### Problem description
Quote the records below in full, exactly as given, with the images taken out.

## Begin Data excerpts

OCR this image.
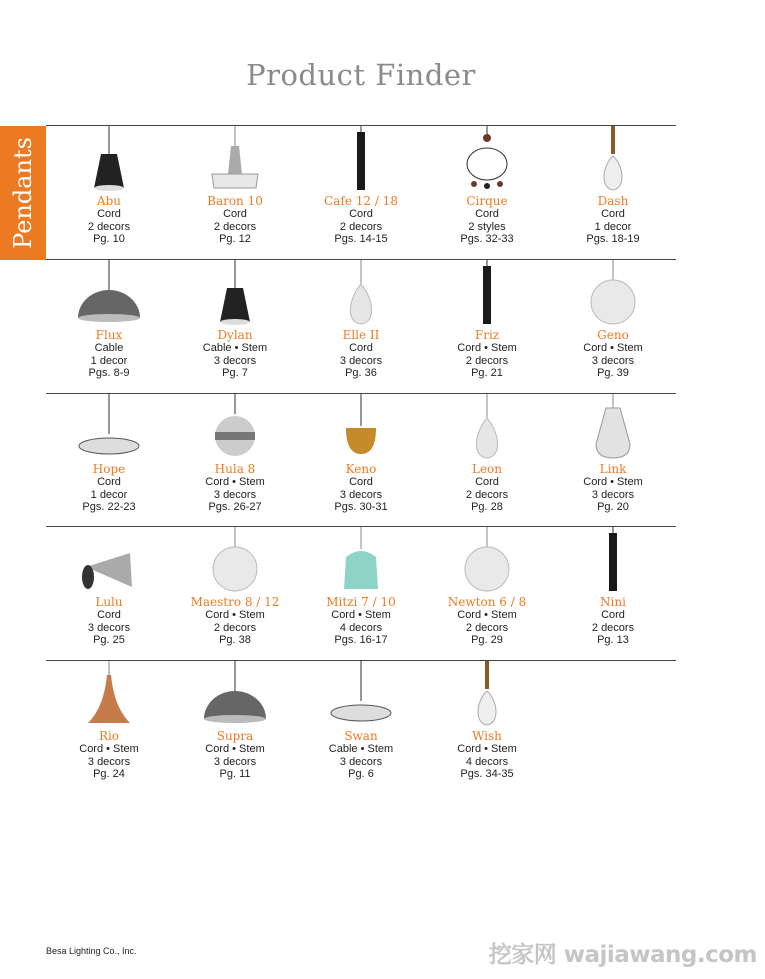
Product Finder
Pendants	Abu
Cord
2 decors
Pg. 10
Baron 10
Cord
2 decors
Pg. 12
Cafe 12 / 18
Cord
2 decors
Pgs. 14-15
Cirque
Cord
2 styles
Pgs. 32-33
Dash
Cord
1 decor
Pgs. 18-19
Flux
Cable
1 decor
Pgs. 8-9
Dylan
Cable • Stem
3 decors
Pg. 7
Elle II
Cord
3 decors
Pg. 36
Friz
Cord • Stem
2 decors
Pg. 21
Geno
Cord • Stem
3 decors
Pg. 39
Hope
Cord
1 decor
Pgs. 22-23
Hula 8
Cord • Stem
3 decors
Pgs. 26-27
Keno
Cord
3 decors
Pgs. 30-31
Leon
Cord
2 decors
Pg. 28
Link
Cord • Stem
3 decors
Pg. 20
Lulu
Cord
3 decors
Pg. 25
Maestro 8 / 12
Cord • Stem
2 decors
Pg. 38
Mitzi 7 / 10
Cord • Stem
4 decors
Pgs. 16-17
Newton 6 / 8
Cord • Stem
2 decors
Pg. 29
Nini
Cord
2 decors
Pg. 13
Rio
Cord • Stem
3 decors
Pg. 24
Supra
Cord • Stem
3 decors
Pg. 11
Swan
Cable • Stem
3 decors
Pg. 6
Wish
Cord • Stem
4 decors
Pgs. 34-35
Besa Lighting Co., Inc.	挖家网 wajiawang.com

## End Data excerpts

### Task response
OCR this image.
Product Finder
Pendants	Abu
Cord
2 decors
Pg. 10
Baron 10
Cord
2 decors
Pg. 12
Cafe 12 / 18
Cord
2 decors
Pgs. 14-15
Cirque
Cord
2 styles
Pgs. 32-33
Dash
Cord
1 decor
Pgs. 18-19
Flux
Cable
1 decor
Pgs. 8-9
Dylan
Cable • Stem
3 decors
Pg. 7
Elle II
Cord
3 decors
Pg. 36
Friz
Cord • Stem
2 decors
Pg. 21
Geno
Cord • Stem
3 decors
Pg. 39
Hope
Cord
1 decor
Pgs. 22-23
Hula 8
Cord • Stem
3 decors
Pgs. 26-27
Keno
Cord
3 decors
Pgs. 30-31
Leon
Cord
2 decors
Pg. 28
Link
Cord • Stem
3 decors
Pg. 20
Lulu
Cord
3 decors
Pg. 25
Maestro 8 / 12
Cord • Stem
2 decors
Pg. 38
Mitzi 7 / 10
Cord • Stem
4 decors
Pgs. 16-17
Newton 6 / 8
Cord • Stem
2 decors
Pg. 29
Nini
Cord
2 decors
Pg. 13
Rio
Cord • Stem
3 decors
Pg. 24
Supra
Cord • Stem
3 decors
Pg. 11
Swan
Cable • Stem
3 decors
Pg. 6
Wish
Cord • Stem
4 decors
Pgs. 34-35
Besa Lighting Co., Inc.	挖家网 wajiawang.com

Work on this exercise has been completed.